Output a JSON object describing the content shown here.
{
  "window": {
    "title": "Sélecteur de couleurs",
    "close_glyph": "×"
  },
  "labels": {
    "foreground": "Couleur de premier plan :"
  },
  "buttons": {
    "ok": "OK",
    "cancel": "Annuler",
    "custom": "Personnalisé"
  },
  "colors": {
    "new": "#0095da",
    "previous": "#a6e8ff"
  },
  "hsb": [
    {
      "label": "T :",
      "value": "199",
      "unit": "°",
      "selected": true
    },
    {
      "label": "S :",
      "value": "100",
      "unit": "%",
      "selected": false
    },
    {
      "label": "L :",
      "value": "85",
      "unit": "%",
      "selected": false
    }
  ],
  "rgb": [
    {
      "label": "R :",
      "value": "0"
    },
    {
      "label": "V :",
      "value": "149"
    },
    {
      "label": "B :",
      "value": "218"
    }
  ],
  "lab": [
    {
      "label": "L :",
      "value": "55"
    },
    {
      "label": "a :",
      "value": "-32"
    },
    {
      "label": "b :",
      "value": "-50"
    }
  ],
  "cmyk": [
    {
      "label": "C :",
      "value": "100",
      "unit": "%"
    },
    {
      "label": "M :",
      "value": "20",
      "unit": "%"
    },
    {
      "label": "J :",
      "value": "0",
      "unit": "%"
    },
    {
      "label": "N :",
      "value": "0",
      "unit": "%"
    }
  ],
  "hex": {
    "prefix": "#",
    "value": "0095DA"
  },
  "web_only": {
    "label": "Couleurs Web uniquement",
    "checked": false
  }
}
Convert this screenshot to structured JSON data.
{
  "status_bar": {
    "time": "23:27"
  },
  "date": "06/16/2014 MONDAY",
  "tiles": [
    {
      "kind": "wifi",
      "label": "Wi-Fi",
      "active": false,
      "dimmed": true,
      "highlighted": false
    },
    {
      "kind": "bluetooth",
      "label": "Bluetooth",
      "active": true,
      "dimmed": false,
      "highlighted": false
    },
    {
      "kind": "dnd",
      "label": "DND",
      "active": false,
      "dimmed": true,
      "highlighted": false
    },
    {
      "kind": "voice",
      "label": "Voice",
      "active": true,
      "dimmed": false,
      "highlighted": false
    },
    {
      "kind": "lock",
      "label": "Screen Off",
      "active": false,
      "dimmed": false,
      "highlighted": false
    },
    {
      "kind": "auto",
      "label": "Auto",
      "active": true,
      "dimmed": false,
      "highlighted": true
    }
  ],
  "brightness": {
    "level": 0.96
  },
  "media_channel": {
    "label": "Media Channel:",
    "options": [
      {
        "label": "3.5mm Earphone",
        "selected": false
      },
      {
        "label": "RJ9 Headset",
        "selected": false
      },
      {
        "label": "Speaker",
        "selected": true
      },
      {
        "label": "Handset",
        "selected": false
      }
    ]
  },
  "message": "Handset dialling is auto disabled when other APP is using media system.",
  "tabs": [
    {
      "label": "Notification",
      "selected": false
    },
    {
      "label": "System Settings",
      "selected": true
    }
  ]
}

==========

#### GIVEN PROBLEM:
Where a line of the material above holds the string "JSON", copy that line.

#### FULL SOLUTION:
Output a JSON object describing the content shown here.
Convert this screenshot to structured JSON data.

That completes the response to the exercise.